PROBLEM STATEMENT: Are you able to quote each entry exactly as written?

(Data records)
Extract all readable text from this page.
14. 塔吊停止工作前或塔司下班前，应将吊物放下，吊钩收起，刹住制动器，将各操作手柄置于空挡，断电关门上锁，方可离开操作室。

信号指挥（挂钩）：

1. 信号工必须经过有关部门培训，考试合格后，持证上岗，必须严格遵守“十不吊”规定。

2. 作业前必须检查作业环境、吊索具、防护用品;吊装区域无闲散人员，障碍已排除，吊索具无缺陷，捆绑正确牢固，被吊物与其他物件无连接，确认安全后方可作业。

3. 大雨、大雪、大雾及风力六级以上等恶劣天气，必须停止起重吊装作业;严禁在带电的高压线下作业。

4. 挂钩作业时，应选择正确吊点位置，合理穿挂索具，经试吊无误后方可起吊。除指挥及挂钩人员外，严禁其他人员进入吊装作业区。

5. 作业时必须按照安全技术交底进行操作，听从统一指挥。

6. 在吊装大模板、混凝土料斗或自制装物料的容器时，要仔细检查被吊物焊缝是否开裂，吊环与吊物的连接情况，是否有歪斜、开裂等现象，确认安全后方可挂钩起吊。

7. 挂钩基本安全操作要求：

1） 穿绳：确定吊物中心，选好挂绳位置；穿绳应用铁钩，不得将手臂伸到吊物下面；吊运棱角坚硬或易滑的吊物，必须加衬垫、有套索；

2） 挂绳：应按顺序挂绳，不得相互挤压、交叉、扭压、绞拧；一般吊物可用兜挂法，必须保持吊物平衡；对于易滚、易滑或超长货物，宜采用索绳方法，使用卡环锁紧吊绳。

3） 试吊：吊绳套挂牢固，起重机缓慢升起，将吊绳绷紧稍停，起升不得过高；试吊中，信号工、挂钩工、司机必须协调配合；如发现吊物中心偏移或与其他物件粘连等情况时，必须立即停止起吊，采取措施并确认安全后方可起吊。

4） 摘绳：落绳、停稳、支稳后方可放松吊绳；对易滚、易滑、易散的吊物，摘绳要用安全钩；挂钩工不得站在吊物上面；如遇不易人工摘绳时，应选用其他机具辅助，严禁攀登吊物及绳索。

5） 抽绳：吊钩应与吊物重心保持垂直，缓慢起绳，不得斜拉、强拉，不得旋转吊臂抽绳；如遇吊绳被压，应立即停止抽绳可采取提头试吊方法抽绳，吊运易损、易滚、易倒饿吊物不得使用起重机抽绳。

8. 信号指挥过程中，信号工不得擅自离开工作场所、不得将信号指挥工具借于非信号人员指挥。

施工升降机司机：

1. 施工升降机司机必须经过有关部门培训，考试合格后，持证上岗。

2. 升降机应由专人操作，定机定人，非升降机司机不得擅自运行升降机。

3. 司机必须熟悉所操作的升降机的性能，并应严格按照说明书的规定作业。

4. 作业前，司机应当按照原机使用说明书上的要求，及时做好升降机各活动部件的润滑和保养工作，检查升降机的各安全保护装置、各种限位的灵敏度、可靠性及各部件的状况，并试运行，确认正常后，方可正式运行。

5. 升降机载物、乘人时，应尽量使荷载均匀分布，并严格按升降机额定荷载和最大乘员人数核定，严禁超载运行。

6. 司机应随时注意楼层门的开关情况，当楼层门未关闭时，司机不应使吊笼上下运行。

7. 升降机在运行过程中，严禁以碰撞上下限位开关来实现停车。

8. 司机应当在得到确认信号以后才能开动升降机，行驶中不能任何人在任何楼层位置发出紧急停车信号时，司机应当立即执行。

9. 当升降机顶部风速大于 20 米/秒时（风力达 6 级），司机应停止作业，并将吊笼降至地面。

COMPLETED TASK:
Extract all readable text from this page.
14. 塔吊停止工作前或塔司下班前，应将吊物放下，吊钩收起，刹住制动器，将各操作手柄置于空挡，断电关门上锁，方可离开操作室。

信号指挥（挂钩）：

1. 信号工必须经过有关部门培训，考试合格后，持证上岗，必须严格遵守“十不吊”规定。

2. 作业前必须检查作业环境、吊索具、防护用品;吊装区域无闲散人员，障碍已排除，吊索具无缺陷，捆绑正确牢固，被吊物与其他物件无连接，确认安全后方可作业。

3. 大雨、大雪、大雾及风力六级以上等恶劣天气，必须停止起重吊装作业;严禁在带电的高压线下作业。

4. 挂钩作业时，应选择正确吊点位置，合理穿挂索具，经试吊无误后方可起吊。除指挥及挂钩人员外，严禁其他人员进入吊装作业区。

5. 作业时必须按照安全技术交底进行操作，听从统一指挥。

6. 在吊装大模板、混凝土料斗或自制装物料的容器时，要仔细检查被吊物焊缝是否开裂，吊环与吊物的连接情况，是否有歪斜、开裂等现象，确认安全后方可挂钩起吊。

7. 挂钩基本安全操作要求：

1） 穿绳：确定吊物中心，选好挂绳位置；穿绳应用铁钩，不得将手臂伸到吊物下面；吊运棱角坚硬或易滑的吊物，必须加衬垫、有套索；

2） 挂绳：应按顺序挂绳，不得相互挤压、交叉、扭压、绞拧；一般吊物可用兜挂法，必须保持吊物平衡；对于易滚、易滑或超长货物，宜采用索绳方法，使用卡环锁紧吊绳。

3） 试吊：吊绳套挂牢固，起重机缓慢升起，将吊绳绷紧稍停，起升不得过高；试吊中，信号工、挂钩工、司机必须协调配合；如发现吊物中心偏移或与其他物件粘连等情况时，必须立即停止起吊，采取措施并确认安全后方可起吊。

4） 摘绳：落绳、停稳、支稳后方可放松吊绳；对易滚、易滑、易散的吊物，摘绳要用安全钩；挂钩工不得站在吊物上面；如遇不易人工摘绳时，应选用其他机具辅助，严禁攀登吊物及绳索。

5） 抽绳：吊钩应与吊物重心保持垂直，缓慢起绳，不得斜拉、强拉，不得旋转吊臂抽绳；如遇吊绳被压，应立即停止抽绳可采取提头试吊方法抽绳，吊运易损、易滚、易倒饿吊物不得使用起重机抽绳。

8. 信号指挥过程中，信号工不得擅自离开工作场所、不得将信号指挥工具借于非信号人员指挥。

施工升降机司机：

1. 施工升降机司机必须经过有关部门培训，考试合格后，持证上岗。

2. 升降机应由专人操作，定机定人，非升降机司机不得擅自运行升降机。

3. 司机必须熟悉所操作的升降机的性能，并应严格按照说明书的规定作业。

4. 作业前，司机应当按照原机使用说明书上的要求，及时做好升降机各活动部件的润滑和保养工作，检查升降机的各安全保护装置、各种限位的灵敏度、可靠性及各部件的状况，并试运行，确认正常后，方可正式运行。

5. 升降机载物、乘人时，应尽量使荷载均匀分布，并严格按升降机额定荷载和最大乘员人数核定，严禁超载运行。

6. 司机应随时注意楼层门的开关情况，当楼层门未关闭时，司机不应使吊笼上下运行。

7. 升降机在运行过程中，严禁以碰撞上下限位开关来实现停车。

8. 司机应当在得到确认信号以后才能开动升降机，行驶中不能任何人在任何楼层位置发出紧急停车信号时，司机应当立即执行。

9. 当升降机顶部风速大于 20 米/秒时（风力达 6 级），司机应停止作业，并将吊笼降至地面。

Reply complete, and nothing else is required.